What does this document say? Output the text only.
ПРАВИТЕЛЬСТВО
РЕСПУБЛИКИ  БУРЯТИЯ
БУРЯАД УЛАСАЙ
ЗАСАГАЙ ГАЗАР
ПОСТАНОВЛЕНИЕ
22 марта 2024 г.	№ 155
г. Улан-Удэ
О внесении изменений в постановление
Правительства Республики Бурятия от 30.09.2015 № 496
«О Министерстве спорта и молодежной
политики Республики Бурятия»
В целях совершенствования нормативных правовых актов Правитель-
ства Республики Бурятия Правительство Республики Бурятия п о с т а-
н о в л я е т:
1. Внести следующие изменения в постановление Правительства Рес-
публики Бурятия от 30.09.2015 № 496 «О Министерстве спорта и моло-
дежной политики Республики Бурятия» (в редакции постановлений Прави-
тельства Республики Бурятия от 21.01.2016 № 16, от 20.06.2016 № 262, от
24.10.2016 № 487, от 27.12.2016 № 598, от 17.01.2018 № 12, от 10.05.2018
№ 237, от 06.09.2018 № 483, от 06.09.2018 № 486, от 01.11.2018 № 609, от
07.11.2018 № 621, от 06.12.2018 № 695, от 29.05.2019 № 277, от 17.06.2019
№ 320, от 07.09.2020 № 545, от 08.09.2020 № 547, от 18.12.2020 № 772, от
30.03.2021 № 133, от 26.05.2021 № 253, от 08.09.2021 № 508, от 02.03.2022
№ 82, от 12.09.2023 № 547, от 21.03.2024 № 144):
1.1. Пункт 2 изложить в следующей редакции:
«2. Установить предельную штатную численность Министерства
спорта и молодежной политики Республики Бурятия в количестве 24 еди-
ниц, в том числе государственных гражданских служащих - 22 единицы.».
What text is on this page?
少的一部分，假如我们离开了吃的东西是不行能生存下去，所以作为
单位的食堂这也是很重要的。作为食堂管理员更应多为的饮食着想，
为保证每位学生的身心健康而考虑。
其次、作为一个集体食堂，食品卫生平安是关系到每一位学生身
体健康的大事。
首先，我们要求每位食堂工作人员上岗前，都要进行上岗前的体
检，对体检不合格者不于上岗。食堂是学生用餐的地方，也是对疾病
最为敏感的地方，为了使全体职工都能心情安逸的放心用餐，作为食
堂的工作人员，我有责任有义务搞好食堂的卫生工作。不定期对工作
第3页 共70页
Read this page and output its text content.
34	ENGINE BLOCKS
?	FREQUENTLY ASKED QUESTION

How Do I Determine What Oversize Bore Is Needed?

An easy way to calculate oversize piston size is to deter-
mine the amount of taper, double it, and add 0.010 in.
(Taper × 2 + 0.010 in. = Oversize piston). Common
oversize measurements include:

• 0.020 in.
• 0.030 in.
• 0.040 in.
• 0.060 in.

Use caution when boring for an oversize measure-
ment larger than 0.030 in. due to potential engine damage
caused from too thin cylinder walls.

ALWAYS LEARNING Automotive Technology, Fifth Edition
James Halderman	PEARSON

**Instructions for the task:** Scan the entries above for the word "молодежной" and collect each line holding it.

**The answer:**
«О Министерстве спорта и молодежной
спорта и молодежной политики Республики Бурятия в количестве 24 еди-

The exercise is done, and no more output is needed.